**EXERCISE INSTRUCTIONS**
Retype each entry below exactly as it stands.

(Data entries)
- - -

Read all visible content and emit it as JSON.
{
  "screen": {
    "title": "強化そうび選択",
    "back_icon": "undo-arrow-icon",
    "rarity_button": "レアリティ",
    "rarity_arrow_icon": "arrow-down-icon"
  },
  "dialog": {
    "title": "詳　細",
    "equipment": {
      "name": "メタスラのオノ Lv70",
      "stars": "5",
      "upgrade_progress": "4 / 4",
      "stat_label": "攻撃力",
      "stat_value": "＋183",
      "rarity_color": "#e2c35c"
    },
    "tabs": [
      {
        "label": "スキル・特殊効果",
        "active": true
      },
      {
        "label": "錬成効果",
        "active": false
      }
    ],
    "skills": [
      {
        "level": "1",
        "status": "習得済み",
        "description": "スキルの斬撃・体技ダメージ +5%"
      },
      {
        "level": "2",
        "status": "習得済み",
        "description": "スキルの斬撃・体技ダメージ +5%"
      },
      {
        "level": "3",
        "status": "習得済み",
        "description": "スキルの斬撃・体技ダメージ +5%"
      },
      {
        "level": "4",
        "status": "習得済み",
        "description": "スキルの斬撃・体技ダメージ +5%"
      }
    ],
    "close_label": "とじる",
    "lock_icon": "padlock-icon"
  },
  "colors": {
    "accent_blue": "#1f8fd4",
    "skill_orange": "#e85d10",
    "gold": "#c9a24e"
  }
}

- - -

**FULL ANSWER**
Read all visible content and emit it as JSON.
{
  "screen": {
    "title": "強化そうび選択",
    "back_icon": "undo-arrow-icon",
    "rarity_button": "レアリティ",
    "rarity_arrow_icon": "arrow-down-icon"
  },
  "dialog": {
    "title": "詳　細",
    "equipment": {
      "name": "メタスラのオノ Lv70",
      "stars": "5",
      "upgrade_progress": "4 / 4",
      "stat_label": "攻撃力",
      "stat_value": "＋183",
      "rarity_color": "#e2c35c"
    },
    "tabs": [
      {
        "label": "スキル・特殊効果",
        "active": true
      },
      {
        "label": "錬成効果",
        "active": false
      }
    ],
    "skills": [
      {
        "level": "1",
        "status": "習得済み",
        "description": "スキルの斬撃・体技ダメージ +5%"
      },
      {
        "level": "2",
        "status": "習得済み",
        "description": "スキルの斬撃・体技ダメージ +5%"
      },
      {
        "level": "3",
        "status": "習得済み",
        "description": "スキルの斬撃・体技ダメージ +5%"
      },
      {
        "level": "4",
        "status": "習得済み",
        "description": "スキルの斬撃・体技ダメージ +5%"
      }
    ],
    "close_label": "とじる",
    "lock_icon": "padlock-icon"
  },
  "colors": {
    "accent_blue": "#1f8fd4",
    "skill_orange": "#e85d10",
    "gold": "#c9a24e"
  }
}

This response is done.